## [About this exercise]
From the review of Maggots Consume below, list every band it names.

## [Excerpt to read]
>>>
Flower City: Maggots Consume 7” (Esos Malditos Punks) Maggots Consume is the debut EP by this hardcore band from Austin, Texas. I’m not sure who is in Flower City, but based on Maggots Consume, it’s hard to imagine their sound isn’t informed by titans of Austin hardcore like Impalers and Criaturas. Flower City has a similar approach, building their songs around interesting and inventive riffing and playing with a head-down intensity that never lets up. As with those bands, it sounds like a relentless barrage on first listen, but a closer inspection reveals a subtlety in the arrangements that keeps the songs interesting all the way through… a noisy lead guitar passage here, an ever-so-subtle let-up in tempo there (only to come crashing back to full intensity, of course). The vocals are drenched in echo and buried way down in the mix, keeping the focus on those riffs, which just keep coming at you for the duration of these six tracks. While the lack of obvious dynamics and theatrics might make Flower City inscrutable to a dabbler in hardcore, those of us with an appreciation for this workmanlike approach to the genre will appreciate their power and precision.
<<<
## [Supplied data]
>>>
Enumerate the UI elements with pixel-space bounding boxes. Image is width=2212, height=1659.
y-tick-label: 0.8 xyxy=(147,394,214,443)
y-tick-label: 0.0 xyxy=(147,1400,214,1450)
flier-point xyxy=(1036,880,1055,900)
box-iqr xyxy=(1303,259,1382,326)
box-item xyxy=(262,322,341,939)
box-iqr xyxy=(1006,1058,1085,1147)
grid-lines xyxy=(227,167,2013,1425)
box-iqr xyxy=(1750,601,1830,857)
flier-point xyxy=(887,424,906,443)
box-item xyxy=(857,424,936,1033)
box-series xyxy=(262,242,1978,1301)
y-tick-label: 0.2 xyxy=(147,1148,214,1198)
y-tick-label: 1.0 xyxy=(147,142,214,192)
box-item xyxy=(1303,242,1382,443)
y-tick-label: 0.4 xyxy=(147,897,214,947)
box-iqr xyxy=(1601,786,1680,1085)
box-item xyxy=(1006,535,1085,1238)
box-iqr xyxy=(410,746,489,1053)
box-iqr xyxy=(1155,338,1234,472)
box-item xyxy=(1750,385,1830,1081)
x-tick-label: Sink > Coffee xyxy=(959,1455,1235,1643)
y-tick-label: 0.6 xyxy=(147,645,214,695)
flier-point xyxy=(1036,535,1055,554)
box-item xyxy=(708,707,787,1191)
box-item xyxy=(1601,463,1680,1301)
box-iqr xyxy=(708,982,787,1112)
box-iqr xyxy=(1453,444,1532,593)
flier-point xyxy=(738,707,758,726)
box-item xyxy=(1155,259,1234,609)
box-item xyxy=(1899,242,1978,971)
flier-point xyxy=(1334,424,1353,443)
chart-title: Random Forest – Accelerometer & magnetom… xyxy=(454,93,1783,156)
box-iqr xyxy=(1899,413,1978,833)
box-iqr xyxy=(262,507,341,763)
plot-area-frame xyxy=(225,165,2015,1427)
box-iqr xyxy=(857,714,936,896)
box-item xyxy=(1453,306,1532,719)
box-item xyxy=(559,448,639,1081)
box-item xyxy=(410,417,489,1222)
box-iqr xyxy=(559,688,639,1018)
<<<
## [Written solution]
Flower City, Impalers, Criaturas